:: OBJECTIVE ::
Copy every entry word for word, but skip the pictures.

begin MATERIAL

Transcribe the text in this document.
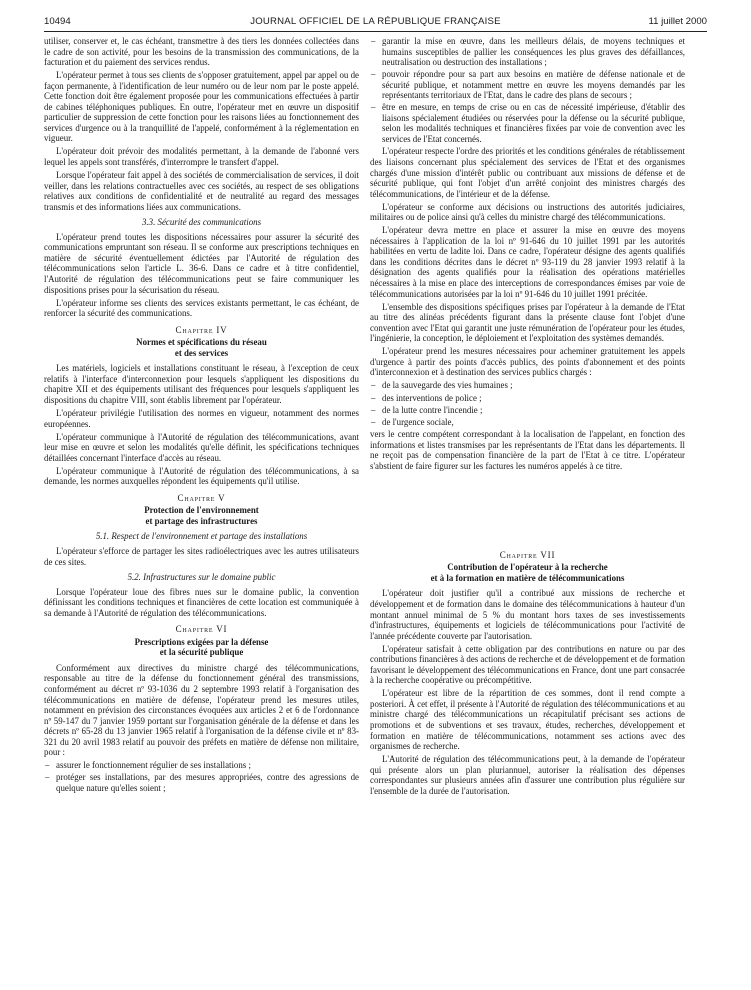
10494	JOURNAL OFFICIEL DE LA RÉPUBLIQUE FRANÇAISE	11 juillet 2000

utiliser, conserver et, le cas échéant, transmettre à des tiers les données collectées dans le cadre de son activité, pour les besoins de la transmission des communications, de la facturation et du paiement des services rendus.

L'opérateur permet à tous ses clients de s'opposer gratuitement, appel par appel ou de façon permanente, à l'identification de leur numéro ou de leur nom par le poste appelé. Cette fonction doit être également proposée pour les communications effectuées à partir de cabines téléphoniques publiques. En outre, l'opérateur met en œuvre un dispositif particulier de suppression de cette fonction pour les raisons liées au fonctionnement des services d'urgence ou à la tranquillité de l'appelé, conformément à la réglementation en vigueur.

L'opérateur doit prévoir des modalités permettant, à la demande de l'abonné vers lequel les appels sont transférés, d'interrompre le transfert d'appel.

Lorsque l'opérateur fait appel à des sociétés de commercialisation de services, il doit veiller, dans les relations contractuelles avec ces sociétés, au respect de ses obligations relatives aux conditions de confidentialité et de neutralité au regard des messages transmis et des informations liées aux communications.

3.3. Sécurité des communications

L'opérateur prend toutes les dispositions nécessaires pour assurer la sécurité des communications empruntant son réseau. Il se conforme aux prescriptions techniques en matière de sécurité éventuellement édictées par l'Autorité de régulation des télécommunications selon l'article L. 36-6. Dans ce cadre et à titre confidentiel, l'Autorité de régulation des télécommunications peut se faire communiquer les dispositions prises pour la sécurisation du réseau.

L'opérateur informe ses clients des services existants permettant, le cas échéant, de renforcer la sécurité des communications.

Chapitre IV
Normes et spécifications du réseau
et des services

Les matériels, logiciels et installations constituant le réseau, à l'exception de ceux relatifs à l'interface d'interconnexion pour lesquels s'appliquent les dispositions du chapitre XII et des équipements utilisant des fréquences pour lesquels s'appliquent les dispositions du chapitre VIII, sont établis librement par l'opérateur.

L'opérateur privilégie l'utilisation des normes en vigueur, notamment des normes européennes.

L'opérateur communique à l'Autorité de régulation des télécommunications, avant leur mise en œuvre et selon les modalités qu'elle définit, les spécifications techniques détaillées concernant l'interface d'accès au réseau.

L'opérateur communique à l'Autorité de régulation des télécommunications, à sa demande, les normes auxquelles répondent les équipements qu'il utilise.

Chapitre V
Protection de l'environnement
et partage des infrastructures
5.1. Respect de l'environnement et partage des installations

L'opérateur s'efforce de partager les sites radioélectriques avec les autres utilisateurs de ces sites.

5.2. Infrastructures sur le domaine public

Lorsque l'opérateur loue des fibres nues sur le domaine public, la convention définissant les conditions techniques et financières de cette location est communiquée à sa demande à l'Autorité de régulation des télécommunications.

Chapitre VI
Prescriptions exigées par la défense
et la sécurité publique

Conformément aux directives du ministre chargé des télécommunications, responsable au titre de la défense du fonctionnement général des transmissions, conformément au décret nº 93-1036 du 2 septembre 1993 relatif à l'organisation des télécommunications en matière de défense, l'opérateur prend les mesures utiles, notamment en prévision des circonstances évoquées aux articles 2 et 6 de l'ordonnance nº 59-147 du 7 janvier 1959 portant sur l'organisation générale de la défense et dans les décrets nº 65-28 du 13 janvier 1965 relatif à l'organisation de la défense civile et nº 83-321 du 20 avril 1983 relatif au pouvoir des préfets en matière de défense non militaire, pour :

– assurer le fonctionnement régulier de ses installations ;
– protéger ses installations, par des mesures appropriées, contre des agressions de quelque nature qu'elles soient ;
– garantir la mise en œuvre, dans les meilleurs délais, de moyens techniques et humains susceptibles de pallier les conséquences les plus graves des défaillances, neutralisation ou destruction des installations ;
– pouvoir répondre pour sa part aux besoins en matière de défense nationale et de sécurité publique, et notamment mettre en œuvre les moyens demandés par les représentants territoriaux de l'Etat, dans le cadre des plans de secours ;
– être en mesure, en temps de crise ou en cas de nécessité impérieuse, d'établir des liaisons spécialement étudiées ou réservées pour la défense ou la sécurité publique, selon les modalités techniques et financières fixées par voie de convention avec les services de l'Etat concernés.

L'opérateur respecte l'ordre des priorités et les conditions générales de rétablissement des liaisons concernant plus spécialement des services de l'Etat et des organismes chargés d'une mission d'intérêt public ou contribuant aux missions de défense et de sécurité publique, qui font l'objet d'un arrêté conjoint des ministres chargés des télécommunications, de l'intérieur et de la défense.

L'opérateur se conforme aux décisions ou instructions des autorités judiciaires, militaires ou de police ainsi qu'à celles du ministre chargé des télécommunications.

L'opérateur devra mettre en place et assurer la mise en œuvre des moyens nécessaires à l'application de la loi nº 91-646 du 10 juillet 1991 par les autorités habilitées en vertu de ladite loi. Dans ce cadre, l'opérateur désigne des agents qualifiés dans les conditions décrites dans le décret nº 93-119 du 28 janvier 1993 relatif à la désignation des agents qualifiés pour la réalisation des opérations matérielles nécessaires à la mise en place des interceptions de correspondances émises par voie de télécommunications autorisées par la loi nº 91-646 du 10 juillet 1991 précitée.

L'ensemble des dispositions spécifiques prises par l'opérateur à la demande de l'Etat au titre des alinéas précédents figurant dans la présente clause font l'objet d'une convention avec l'Etat qui garantit une juste rémunération de l'opérateur pour les études, l'ingénierie, la conception, le déploiement et l'exploitation des systèmes demandés.

L'opérateur prend les mesures nécessaires pour acheminer gratuitement les appels d'urgence à partir des points d'accès publics, des points d'abonnement et des points d'interconnexion et à destination des services publics chargés :

– de la sauvegarde des vies humaines ;
– des interventions de police ;
– de la lutte contre l'incendie ;
– de l'urgence sociale,

vers le centre compétent correspondant à la localisation de l'appelant, en fonction des informations et listes transmises par les représentants de l'Etat dans les départements. Il ne reçoit pas de compensation financière de la part de l'Etat à ce titre. L'opérateur s'abstient de faire figurer sur les factures les numéros appelés à ce titre.

Chapitre VII
Contribution de l'opérateur à la recherche
et à la formation en matière de télécommunications

L'opérateur doit justifier qu'il a contribué aux missions de recherche et développement et de formation dans le domaine des télécommunications à hauteur d'un montant annuel minimal de 5 % du montant hors taxes de ses investissements d'infrastructures, équipements et logiciels de télécommunications pour l'activité de l'année précédente couverte par l'autorisation.

L'opérateur satisfait à cette obligation par des contributions en nature ou par des contributions financières à des actions de recherche et de développement et de formation favorisant le développement des télécommunications en France, dont une part consacrée à la recherche coopérative ou précompétitive.

L'opérateur est libre de la répartition de ces sommes, dont il rend compte a posteriori. À cet effet, il présente à l'Autorité de régulation des télécommunications et au ministre chargé des télécommunications un récapitulatif précisant ses actions de promotions et de subventions et ses travaux, études, recherches, développement et formation en matière de télécommunications, notamment ses actions avec des organismes de recherche.

L'Autorité de régulation des télécommunications peut, à la demande de l'opérateur qui présente alors un plan pluriannuel, autoriser la réalisation des dépenses correspondantes sur plusieurs années afin d'assurer une contribution plus régulière sur l'ensemble de la durée de l'autorisation.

end MATERIAL

:: EXERCISE SOLUTION ::
Transcribe the text in this document.
10494	JOURNAL OFFICIEL DE LA RÉPUBLIQUE FRANÇAISE	11 juillet 2000

utiliser, conserver et, le cas échéant, transmettre à des tiers les données collectées dans le cadre de son activité, pour les besoins de la transmission des communications, de la facturation et du paiement des services rendus.

L'opérateur permet à tous ses clients de s'opposer gratuitement, appel par appel ou de façon permanente, à l'identification de leur numéro ou de leur nom par le poste appelé. Cette fonction doit être également proposée pour les communications effectuées à partir de cabines téléphoniques publiques. En outre, l'opérateur met en œuvre un dispositif particulier de suppression de cette fonction pour les raisons liées au fonctionnement des services d'urgence ou à la tranquillité de l'appelé, conformément à la réglementation en vigueur.

L'opérateur doit prévoir des modalités permettant, à la demande de l'abonné vers lequel les appels sont transférés, d'interrompre le transfert d'appel.

Lorsque l'opérateur fait appel à des sociétés de commercialisation de services, il doit veiller, dans les relations contractuelles avec ces sociétés, au respect de ses obligations relatives aux conditions de confidentialité et de neutralité au regard des messages transmis et des informations liées aux communications.

3.3. Sécurité des communications

L'opérateur prend toutes les dispositions nécessaires pour assurer la sécurité des communications empruntant son réseau. Il se conforme aux prescriptions techniques en matière de sécurité éventuellement édictées par l'Autorité de régulation des télécommunications selon l'article L. 36-6. Dans ce cadre et à titre confidentiel, l'Autorité de régulation des télécommunications peut se faire communiquer les dispositions prises pour la sécurisation du réseau.

L'opérateur informe ses clients des services existants permettant, le cas échéant, de renforcer la sécurité des communications.

Chapitre IV
Normes et spécifications du réseau
et des services

Les matériels, logiciels et installations constituant le réseau, à l'exception de ceux relatifs à l'interface d'interconnexion pour lesquels s'appliquent les dispositions du chapitre XII et des équipements utilisant des fréquences pour lesquels s'appliquent les dispositions du chapitre VIII, sont établis librement par l'opérateur.

L'opérateur privilégie l'utilisation des normes en vigueur, notamment des normes européennes.

L'opérateur communique à l'Autorité de régulation des télécommunications, avant leur mise en œuvre et selon les modalités qu'elle définit, les spécifications techniques détaillées concernant l'interface d'accès au réseau.

L'opérateur communique à l'Autorité de régulation des télécommunications, à sa demande, les normes auxquelles répondent les équipements qu'il utilise.

Chapitre V
Protection de l'environnement
et partage des infrastructures
5.1. Respect de l'environnement et partage des installations

L'opérateur s'efforce de partager les sites radioélectriques avec les autres utilisateurs de ces sites.

5.2. Infrastructures sur le domaine public

Lorsque l'opérateur loue des fibres nues sur le domaine public, la convention définissant les conditions techniques et financières de cette location est communiquée à sa demande à l'Autorité de régulation des télécommunications.

Chapitre VI
Prescriptions exigées par la défense
et la sécurité publique

Conformément aux directives du ministre chargé des télécommunications, responsable au titre de la défense du fonctionnement général des transmissions, conformément au décret nº 93-1036 du 2 septembre 1993 relatif à l'organisation des télécommunications en matière de défense, l'opérateur prend les mesures utiles, notamment en prévision des circonstances évoquées aux articles 2 et 6 de l'ordonnance nº 59-147 du 7 janvier 1959 portant sur l'organisation générale de la défense et dans les décrets nº 65-28 du 13 janvier 1965 relatif à l'organisation de la défense civile et nº 83-321 du 20 avril 1983 relatif au pouvoir des préfets en matière de défense non militaire, pour :

– assurer le fonctionnement régulier de ses installations ;
– protéger ses installations, par des mesures appropriées, contre des agressions de quelque nature qu'elles soient ;
– garantir la mise en œuvre, dans les meilleurs délais, de moyens techniques et humains susceptibles de pallier les conséquences les plus graves des défaillances, neutralisation ou destruction des installations ;
– pouvoir répondre pour sa part aux besoins en matière de défense nationale et de sécurité publique, et notamment mettre en œuvre les moyens demandés par les représentants territoriaux de l'Etat, dans le cadre des plans de secours ;
– être en mesure, en temps de crise ou en cas de nécessité impérieuse, d'établir des liaisons spécialement étudiées ou réservées pour la défense ou la sécurité publique, selon les modalités techniques et financières fixées par voie de convention avec les services de l'Etat concernés.

L'opérateur respecte l'ordre des priorités et les conditions générales de rétablissement des liaisons concernant plus spécialement des services de l'Etat et des organismes chargés d'une mission d'intérêt public ou contribuant aux missions de défense et de sécurité publique, qui font l'objet d'un arrêté conjoint des ministres chargés des télécommunications, de l'intérieur et de la défense.

L'opérateur se conforme aux décisions ou instructions des autorités judiciaires, militaires ou de police ainsi qu'à celles du ministre chargé des télécommunications.

L'opérateur devra mettre en place et assurer la mise en œuvre des moyens nécessaires à l'application de la loi nº 91-646 du 10 juillet 1991 par les autorités habilitées en vertu de ladite loi. Dans ce cadre, l'opérateur désigne des agents qualifiés dans les conditions décrites dans le décret nº 93-119 du 28 janvier 1993 relatif à la désignation des agents qualifiés pour la réalisation des opérations matérielles nécessaires à la mise en place des interceptions de correspondances émises par voie de télécommunications autorisées par la loi nº 91-646 du 10 juillet 1991 précitée.

L'ensemble des dispositions spécifiques prises par l'opérateur à la demande de l'Etat au titre des alinéas précédents figurant dans la présente clause font l'objet d'une convention avec l'Etat qui garantit une juste rémunération de l'opérateur pour les études, l'ingénierie, la conception, le déploiement et l'exploitation des systèmes demandés.

L'opérateur prend les mesures nécessaires pour acheminer gratuitement les appels d'urgence à partir des points d'accès publics, des points d'abonnement et des points d'interconnexion et à destination des services publics chargés :

– de la sauvegarde des vies humaines ;
– des interventions de police ;
– de la lutte contre l'incendie ;
– de l'urgence sociale,

vers le centre compétent correspondant à la localisation de l'appelant, en fonction des informations et listes transmises par les représentants de l'Etat dans les départements. Il ne reçoit pas de compensation financière de la part de l'Etat à ce titre. L'opérateur s'abstient de faire figurer sur les factures les numéros appelés à ce titre.

Chapitre VII
Contribution de l'opérateur à la recherche
et à la formation en matière de télécommunications

L'opérateur doit justifier qu'il a contribué aux missions de recherche et développement et de formation dans le domaine des télécommunications à hauteur d'un montant annuel minimal de 5 % du montant hors taxes de ses investissements d'infrastructures, équipements et logiciels de télécommunications pour l'activité de l'année précédente couverte par l'autorisation.

L'opérateur satisfait à cette obligation par des contributions en nature ou par des contributions financières à des actions de recherche et de développement et de formation favorisant le développement des télécommunications en France, dont une part consacrée à la recherche coopérative ou précompétitive.

L'opérateur est libre de la répartition de ces sommes, dont il rend compte a posteriori. À cet effet, il présente à l'Autorité de régulation des télécommunications et au ministre chargé des télécommunications un récapitulatif précisant ses actions de promotions et de subventions et ses travaux, études, recherches, développement et formation en matière de télécommunications, notamment ses actions avec des organismes de recherche.

L'Autorité de régulation des télécommunications peut, à la demande de l'opérateur qui présente alors un plan pluriannuel, autoriser la réalisation des dépenses correspondantes sur plusieurs années afin d'assurer une contribution plus régulière sur l'ensemble de la durée de l'autorisation.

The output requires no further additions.